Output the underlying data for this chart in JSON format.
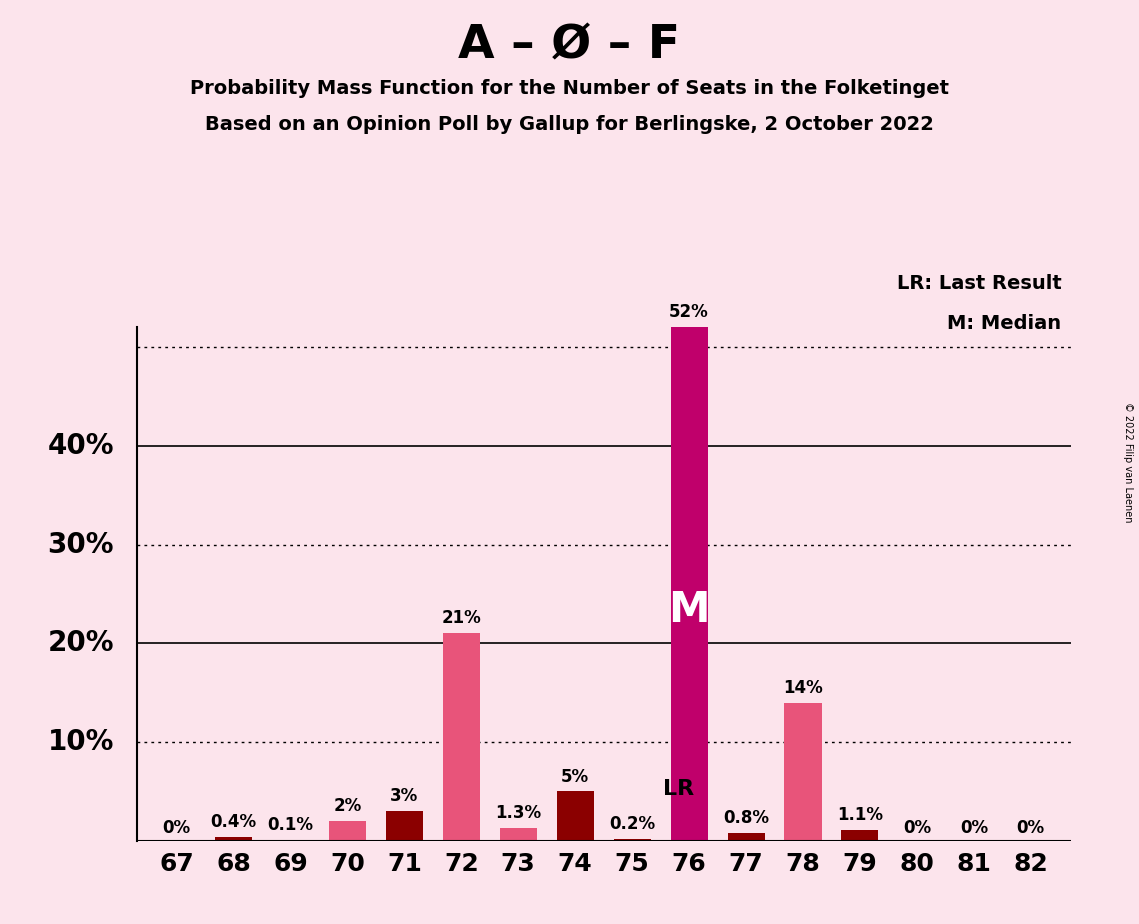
{
  "title_main": "A – Ø – F",
  "title_line1": "Probability Mass Function for the Number of Seats in the Folketinget",
  "title_line2": "Based on an Opinion Poll by Gallup for Berlingske, 2 October 2022",
  "copyright": "© 2022 Filip van Laenen",
  "seats": [
    67,
    68,
    69,
    70,
    71,
    72,
    73,
    74,
    75,
    76,
    77,
    78,
    79,
    80,
    81,
    82
  ],
  "values": [
    0.0,
    0.4,
    0.1,
    2.0,
    3.0,
    21.0,
    1.3,
    5.0,
    0.2,
    52.0,
    0.8,
    14.0,
    1.1,
    0.0,
    0.0,
    0.0
  ],
  "labels": [
    "0%",
    "0.4%",
    "0.1%",
    "2%",
    "3%",
    "21%",
    "1.3%",
    "5%",
    "0.2%",
    "52%",
    "0.8%",
    "14%",
    "1.1%",
    "0%",
    "0%",
    "0%"
  ],
  "bar_colors": [
    "#e8547a",
    "#8b0000",
    "#8b0000",
    "#e8547a",
    "#8b0000",
    "#e8547a",
    "#e8547a",
    "#8b0000",
    "#8b0000",
    "#c0006b",
    "#8b0000",
    "#e8547a",
    "#8b0000",
    "#e8547a",
    "#e8547a",
    "#e8547a"
  ],
  "median_seat": 76,
  "lr_seat": 75,
  "median_label": "M",
  "lr_label": "LR",
  "legend_lr": "LR: Last Result",
  "legend_m": "M: Median",
  "background_color": "#fce4ec",
  "bar_pink": "#e8547a",
  "bar_darkred": "#8b0000",
  "bar_magenta": "#c0006b",
  "ylim": [
    0,
    58
  ],
  "dotted_lines": [
    10,
    30,
    50
  ],
  "solid_lines": [
    20,
    40
  ],
  "ylabel_labels": [
    "10%",
    "20%",
    "30%",
    "40%"
  ],
  "ylabel_values": [
    10,
    20,
    30,
    40
  ]
}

TASK TO COMPLETE: Write out the data precisely as given, excluding the pictures.

SOLVED PROBLEM:
Output the underlying data for this chart in JSON format.
{
  "title_main": "A – Ø – F",
  "title_line1": "Probability Mass Function for the Number of Seats in the Folketinget",
  "title_line2": "Based on an Opinion Poll by Gallup for Berlingske, 2 October 2022",
  "copyright": "© 2022 Filip van Laenen",
  "seats": [
    67,
    68,
    69,
    70,
    71,
    72,
    73,
    74,
    75,
    76,
    77,
    78,
    79,
    80,
    81,
    82
  ],
  "values": [
    0.0,
    0.4,
    0.1,
    2.0,
    3.0,
    21.0,
    1.3,
    5.0,
    0.2,
    52.0,
    0.8,
    14.0,
    1.1,
    0.0,
    0.0,
    0.0
  ],
  "labels": [
    "0%",
    "0.4%",
    "0.1%",
    "2%",
    "3%",
    "21%",
    "1.3%",
    "5%",
    "0.2%",
    "52%",
    "0.8%",
    "14%",
    "1.1%",
    "0%",
    "0%",
    "0%"
  ],
  "bar_colors": [
    "#e8547a",
    "#8b0000",
    "#8b0000",
    "#e8547a",
    "#8b0000",
    "#e8547a",
    "#e8547a",
    "#8b0000",
    "#8b0000",
    "#c0006b",
    "#8b0000",
    "#e8547a",
    "#8b0000",
    "#e8547a",
    "#e8547a",
    "#e8547a"
  ],
  "median_seat": 76,
  "lr_seat": 75,
  "median_label": "M",
  "lr_label": "LR",
  "legend_lr": "LR: Last Result",
  "legend_m": "M: Median",
  "background_color": "#fce4ec",
  "bar_pink": "#e8547a",
  "bar_darkred": "#8b0000",
  "bar_magenta": "#c0006b",
  "ylim": [
    0,
    58
  ],
  "dotted_lines": [
    10,
    30,
    50
  ],
  "solid_lines": [
    20,
    40
  ],
  "ylabel_labels": [
    "10%",
    "20%",
    "30%",
    "40%"
  ],
  "ylabel_values": [
    10,
    20,
    30,
    40
  ]
}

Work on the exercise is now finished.